Skip to main content

Guest Post: Beyond Integrity Intern Tera Williams

A 3-story, brick building is photographed from across the street. The building has bay windows on the 2nd and 3rd floors and a storefront with a sign reading "VAIN" on the ground floor. The building is surrounded by high rise buildings with glass windows.
Vain Building, Seattle, photo by Tera Williams, all rights reserved.

Through annual internships, we support research on King County historic properties to inform the work of our Beyond Integrity group—visit that page to explore the work of previous interns. This past year, intern Tera Williams tackled surveys and inventories, which are often the first step in identifying significant historic properties in an area. How do local survey methods line up with national standards? Here, she shares about her process and findings:

Going into the position, I was very excited to learn more about the specific preservation issues in the area. I wanted to better contextualize how historic preservation should fit within equitable revitalization and what was preventing that from happening. Luckily, the focus of my internship allowed me to get a broad overview of how preservation functions on a county and city level. My internship work happened in two research phases. First, I analyzed preservation survey and inventory methodology in Seattle and King County to see where the process was straying from the most equitable path. For the second phase, I worked together with Beyond Integrity to select a Seattle and a King County survey to examine for equitable practices and create two embedded case studies. I was then able to come back to the survey and inventory methodology and combine that with the things I learned in the case studies to create recommendations.

As I got further along in the research process, the true nature of the work began to unfold itself. The more I worked, the more it became evident that having a solid survey and inventory methodology is often the deciding factor for whether or not cultural assets are detected. In my case studies, I looked at the Vogue Hotel/VAIN in Seattle and the Yasamura’s Packing Shed in Auburn. The Vogue has been a counterculture hub for decades and was the site of Nirvana’s first Seattle show and the Yasamura’s Packing Shed was the place where Japanese Americans boarded trains to internment camps during WWII. The sites both represented values that were important to specific communities, but would not necessarily be picked up in the ordinary survey process. Through comparing these case studies, I learned the importance of using the context statement to guide the survey and inventory process and talking to the community to see what assets they value within the community.

SOURCE DATA:

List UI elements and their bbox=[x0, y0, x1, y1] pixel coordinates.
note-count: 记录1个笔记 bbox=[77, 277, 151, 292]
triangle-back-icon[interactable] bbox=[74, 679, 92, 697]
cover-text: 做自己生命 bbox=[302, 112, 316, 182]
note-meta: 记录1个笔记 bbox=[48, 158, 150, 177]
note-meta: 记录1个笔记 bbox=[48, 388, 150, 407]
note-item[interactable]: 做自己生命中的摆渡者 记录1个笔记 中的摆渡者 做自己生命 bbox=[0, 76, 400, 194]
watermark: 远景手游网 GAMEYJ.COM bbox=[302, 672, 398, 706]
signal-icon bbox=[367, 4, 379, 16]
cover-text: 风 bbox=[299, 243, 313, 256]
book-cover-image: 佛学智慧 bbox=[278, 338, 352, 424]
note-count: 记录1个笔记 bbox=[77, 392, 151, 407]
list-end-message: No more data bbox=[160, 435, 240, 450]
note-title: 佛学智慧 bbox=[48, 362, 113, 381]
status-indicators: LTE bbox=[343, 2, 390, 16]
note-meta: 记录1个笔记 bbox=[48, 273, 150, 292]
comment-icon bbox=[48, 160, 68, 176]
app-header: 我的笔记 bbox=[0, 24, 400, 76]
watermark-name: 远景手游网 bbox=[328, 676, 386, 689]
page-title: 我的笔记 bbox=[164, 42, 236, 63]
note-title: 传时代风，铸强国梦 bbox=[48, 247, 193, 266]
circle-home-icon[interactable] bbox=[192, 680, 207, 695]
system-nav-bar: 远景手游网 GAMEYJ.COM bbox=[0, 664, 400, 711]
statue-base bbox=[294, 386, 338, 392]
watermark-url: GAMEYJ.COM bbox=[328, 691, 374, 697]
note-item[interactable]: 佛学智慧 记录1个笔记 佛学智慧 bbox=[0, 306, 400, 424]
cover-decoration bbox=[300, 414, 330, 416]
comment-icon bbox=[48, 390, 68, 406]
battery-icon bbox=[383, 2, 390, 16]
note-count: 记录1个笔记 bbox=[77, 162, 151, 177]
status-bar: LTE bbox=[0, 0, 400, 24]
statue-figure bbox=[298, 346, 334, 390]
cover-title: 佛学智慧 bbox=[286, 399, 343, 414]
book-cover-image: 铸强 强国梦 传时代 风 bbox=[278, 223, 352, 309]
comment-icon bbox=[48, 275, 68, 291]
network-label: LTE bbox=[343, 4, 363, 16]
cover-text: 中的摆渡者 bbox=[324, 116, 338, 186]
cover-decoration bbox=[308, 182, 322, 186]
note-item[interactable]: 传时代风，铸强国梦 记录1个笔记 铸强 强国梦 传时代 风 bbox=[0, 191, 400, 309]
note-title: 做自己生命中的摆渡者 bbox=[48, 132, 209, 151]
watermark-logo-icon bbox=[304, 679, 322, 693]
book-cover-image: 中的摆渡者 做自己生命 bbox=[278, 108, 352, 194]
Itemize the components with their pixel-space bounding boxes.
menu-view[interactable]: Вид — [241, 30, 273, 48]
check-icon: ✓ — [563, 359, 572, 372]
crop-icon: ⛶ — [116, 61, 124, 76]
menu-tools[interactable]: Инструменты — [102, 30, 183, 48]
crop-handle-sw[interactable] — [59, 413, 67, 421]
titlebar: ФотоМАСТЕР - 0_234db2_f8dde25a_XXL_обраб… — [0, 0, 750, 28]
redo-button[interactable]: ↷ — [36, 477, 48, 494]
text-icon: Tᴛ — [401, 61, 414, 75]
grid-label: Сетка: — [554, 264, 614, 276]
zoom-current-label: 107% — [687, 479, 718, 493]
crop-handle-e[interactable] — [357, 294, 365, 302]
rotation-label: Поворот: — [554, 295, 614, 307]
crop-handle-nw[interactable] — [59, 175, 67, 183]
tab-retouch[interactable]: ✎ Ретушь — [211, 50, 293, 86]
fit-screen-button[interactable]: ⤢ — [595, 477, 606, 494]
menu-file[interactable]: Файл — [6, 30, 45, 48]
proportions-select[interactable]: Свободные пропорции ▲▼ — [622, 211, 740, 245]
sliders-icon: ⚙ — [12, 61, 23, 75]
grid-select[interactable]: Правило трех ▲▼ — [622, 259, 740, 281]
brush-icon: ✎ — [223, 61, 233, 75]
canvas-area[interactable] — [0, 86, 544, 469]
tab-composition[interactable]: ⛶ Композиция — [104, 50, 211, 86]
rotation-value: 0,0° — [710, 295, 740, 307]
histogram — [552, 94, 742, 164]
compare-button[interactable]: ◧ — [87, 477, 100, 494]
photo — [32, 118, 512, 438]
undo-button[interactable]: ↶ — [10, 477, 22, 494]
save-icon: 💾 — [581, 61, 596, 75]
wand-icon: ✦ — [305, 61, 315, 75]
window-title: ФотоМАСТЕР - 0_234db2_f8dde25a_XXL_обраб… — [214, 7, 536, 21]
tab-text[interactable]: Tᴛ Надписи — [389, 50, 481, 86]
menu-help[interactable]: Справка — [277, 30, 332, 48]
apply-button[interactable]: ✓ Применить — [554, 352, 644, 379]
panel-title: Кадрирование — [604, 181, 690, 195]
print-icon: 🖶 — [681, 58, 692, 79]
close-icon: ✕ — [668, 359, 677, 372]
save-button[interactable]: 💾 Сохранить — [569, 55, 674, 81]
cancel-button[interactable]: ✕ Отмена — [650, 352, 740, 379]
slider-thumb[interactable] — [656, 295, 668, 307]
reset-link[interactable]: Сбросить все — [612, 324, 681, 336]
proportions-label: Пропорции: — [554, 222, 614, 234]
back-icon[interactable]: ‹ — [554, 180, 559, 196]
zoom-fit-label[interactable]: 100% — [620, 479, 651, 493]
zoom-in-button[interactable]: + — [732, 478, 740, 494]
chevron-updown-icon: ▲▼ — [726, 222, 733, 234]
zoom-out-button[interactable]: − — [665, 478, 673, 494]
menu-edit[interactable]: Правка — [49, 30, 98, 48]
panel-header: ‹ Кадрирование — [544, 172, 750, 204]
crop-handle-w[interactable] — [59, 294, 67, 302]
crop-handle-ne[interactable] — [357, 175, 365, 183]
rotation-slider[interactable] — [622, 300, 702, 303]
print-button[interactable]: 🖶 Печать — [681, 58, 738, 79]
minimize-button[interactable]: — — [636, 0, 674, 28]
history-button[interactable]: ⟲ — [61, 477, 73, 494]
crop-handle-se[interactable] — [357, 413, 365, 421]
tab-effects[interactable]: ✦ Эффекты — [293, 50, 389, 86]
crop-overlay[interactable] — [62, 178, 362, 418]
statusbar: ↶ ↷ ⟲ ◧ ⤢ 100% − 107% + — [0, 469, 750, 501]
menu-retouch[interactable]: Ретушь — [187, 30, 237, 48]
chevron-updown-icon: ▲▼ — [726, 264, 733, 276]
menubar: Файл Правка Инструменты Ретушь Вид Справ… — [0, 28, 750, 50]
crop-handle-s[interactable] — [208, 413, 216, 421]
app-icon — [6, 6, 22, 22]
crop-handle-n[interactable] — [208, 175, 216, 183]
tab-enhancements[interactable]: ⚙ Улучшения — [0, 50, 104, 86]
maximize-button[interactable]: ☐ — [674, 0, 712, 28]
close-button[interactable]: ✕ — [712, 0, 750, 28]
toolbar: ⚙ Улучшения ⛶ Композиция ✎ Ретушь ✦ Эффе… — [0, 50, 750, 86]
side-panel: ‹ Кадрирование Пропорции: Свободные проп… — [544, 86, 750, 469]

PROBLEMS TO SOLVE:
1. In the guest post, change "bay windows" to "arched windows" and write out the passage from "Guest Post: Beyond" to "all rights reserved." with that change.
2. Take the intern's guest post on King County survey methods further, starting after its last paragraph.

ANSWERS TO THIS EXERCISE:
1.
Guest Post: Beyond Integrity Intern Tera Williams

A 3-story, brick building is photographed from across the street. The building has arched windows on the 2nd and 3rd floors and a storefront with a sign reading "VAIN" on the ground floor. The building is surrounded by high rise buildings with glass windows.
Vain Building, Seattle, photo by Tera Williams, all rights reserved.

2.
My biggest takeaway from this process was not to take anything at face value. The sites themselves and the historic preservation process have more depth to them than I initially assumed. Looking at the process from the terminology to survey and inventory methodology, I found that while things had been designed to preserve dominant American cultural assets, it was not strictly structured to exclude assets of marginalized communities. Rather, the system was created to be open to interpretation and was not being utilized procedurally to its maximum potential. While integrity has been recognized as architectural integrity, it is not defined on a local level and on the national level, it is defined as the integrity of meaning. Unpacking and expanding our working knowledge of the preservation process and retraining local preservation professionals with new, more equitable, guidelines and definitions of terms is the key to being able to achieve landmark status for cultural assets that do not have architectural integrity, but retain integrity of meaning.